Requirement:
Restate every line of the material, word for word.

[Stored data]
___
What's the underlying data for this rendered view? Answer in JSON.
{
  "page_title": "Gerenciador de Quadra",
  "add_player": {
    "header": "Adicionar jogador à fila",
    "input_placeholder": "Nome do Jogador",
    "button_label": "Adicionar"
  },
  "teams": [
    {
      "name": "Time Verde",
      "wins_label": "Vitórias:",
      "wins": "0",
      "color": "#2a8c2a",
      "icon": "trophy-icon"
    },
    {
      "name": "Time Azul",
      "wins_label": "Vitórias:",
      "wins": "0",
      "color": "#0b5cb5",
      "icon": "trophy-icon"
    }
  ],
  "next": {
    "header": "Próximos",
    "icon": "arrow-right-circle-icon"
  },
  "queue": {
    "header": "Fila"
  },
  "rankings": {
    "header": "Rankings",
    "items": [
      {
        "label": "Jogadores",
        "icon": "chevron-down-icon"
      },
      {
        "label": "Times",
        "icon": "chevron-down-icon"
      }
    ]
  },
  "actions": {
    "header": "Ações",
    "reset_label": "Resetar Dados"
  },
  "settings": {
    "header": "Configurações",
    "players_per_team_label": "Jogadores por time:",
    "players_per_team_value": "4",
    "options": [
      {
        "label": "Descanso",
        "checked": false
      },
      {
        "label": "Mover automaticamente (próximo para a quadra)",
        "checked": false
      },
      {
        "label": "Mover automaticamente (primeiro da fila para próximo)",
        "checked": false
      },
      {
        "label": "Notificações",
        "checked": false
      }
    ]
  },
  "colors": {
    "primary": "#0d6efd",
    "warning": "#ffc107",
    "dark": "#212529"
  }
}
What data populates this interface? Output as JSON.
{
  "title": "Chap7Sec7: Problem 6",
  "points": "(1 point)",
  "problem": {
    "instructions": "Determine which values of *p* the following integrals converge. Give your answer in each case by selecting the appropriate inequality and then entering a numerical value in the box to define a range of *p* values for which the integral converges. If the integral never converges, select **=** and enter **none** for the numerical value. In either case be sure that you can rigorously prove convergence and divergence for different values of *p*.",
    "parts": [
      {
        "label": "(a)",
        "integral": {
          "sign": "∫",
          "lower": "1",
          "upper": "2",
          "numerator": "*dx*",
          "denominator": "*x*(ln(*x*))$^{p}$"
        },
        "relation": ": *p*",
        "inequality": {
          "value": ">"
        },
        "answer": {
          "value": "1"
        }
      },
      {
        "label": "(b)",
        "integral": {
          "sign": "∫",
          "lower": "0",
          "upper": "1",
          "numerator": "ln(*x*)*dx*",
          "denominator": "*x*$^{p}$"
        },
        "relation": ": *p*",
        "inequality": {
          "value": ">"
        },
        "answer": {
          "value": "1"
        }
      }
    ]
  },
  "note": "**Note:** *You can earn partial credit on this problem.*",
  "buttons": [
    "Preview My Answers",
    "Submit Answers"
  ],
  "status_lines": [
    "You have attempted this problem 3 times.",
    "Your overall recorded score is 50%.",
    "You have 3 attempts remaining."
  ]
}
___
Solution to the exercise:
What's the underlying data for this rendered view? Answer in JSON.
{
  "page_title": "Gerenciador de Quadra",
  "add_player": {
    "header": "Adicionar jogador à fila",
    "input_placeholder": "Nome do Jogador",
    "button_label": "Adicionar"
  },
  "teams": [
    {
      "name": "Time Verde",
      "wins_label": "Vitórias:",
      "wins": "0",
      "color": "#2a8c2a",
      "icon": "trophy-icon"
    },
    {
      "name": "Time Azul",
      "wins_label": "Vitórias:",
      "wins": "0",
      "color": "#0b5cb5",
      "icon": "trophy-icon"
    }
  ],
  "next": {
    "header": "Próximos",
    "icon": "arrow-right-circle-icon"
  },
  "queue": {
    "header": "Fila"
  },
  "rankings": {
    "header": "Rankings",
    "items": [
      {
        "label": "Jogadores",
        "icon": "chevron-down-icon"
      },
      {
        "label": "Times",
        "icon": "chevron-down-icon"
      }
    ]
  },
  "actions": {
    "header": "Ações",
    "reset_label": "Resetar Dados"
  },
  "settings": {
    "header": "Configurações",
    "players_per_team_label": "Jogadores por time:",
    "players_per_team_value": "4",
    "options": [
      {
        "label": "Descanso",
        "checked": false
      },
      {
        "label": "Mover automaticamente (próximo para a quadra)",
        "checked": false
      },
      {
        "label": "Mover automaticamente (primeiro da fila para próximo)",
        "checked": false
      },
      {
        "label": "Notificações",
        "checked": false
      }
    ]
  },
  "colors": {
    "primary": "#0d6efd",
    "warning": "#ffc107",
    "dark": "#212529"
  }
}
What data populates this interface? Output as JSON.
{
  "title": "Chap7Sec7: Problem 6",
  "points": "(1 point)",
  "problem": {
    "instructions": "Determine which values of *p* the following integrals converge. Give your answer in each case by selecting the appropriate inequality and then entering a numerical value in the box to define a range of *p* values for which the integral converges. If the integral never converges, select **=** and enter **none** for the numerical value. In either case be sure that you can rigorously prove convergence and divergence for different values of *p*.",
    "parts": [
      {
        "label": "(a)",
        "integral": {
          "sign": "∫",
          "lower": "1",
          "upper": "2",
          "numerator": "*dx*",
          "denominator": "*x*(ln(*x*))$^{p}$"
        },
        "relation": ": *p*",
        "inequality": {
          "value": ">"
        },
        "answer": {
          "value": "1"
        }
      },
      {
        "label": "(b)",
        "integral": {
          "sign": "∫",
          "lower": "0",
          "upper": "1",
          "numerator": "ln(*x*)*dx*",
          "denominator": "*x*$^{p}$"
        },
        "relation": ": *p*",
        "inequality": {
          "value": ">"
        },
        "answer": {
          "value": "1"
        }
      }
    ]
  },
  "note": "**Note:** *You can earn partial credit on this problem.*",
  "buttons": [
    "Preview My Answers",
    "Submit Answers"
  ],
  "status_lines": [
    "You have attempted this problem 3 times.",
    "Your overall recorded score is 50%.",
    "You have 3 attempts remaining."
  ]
}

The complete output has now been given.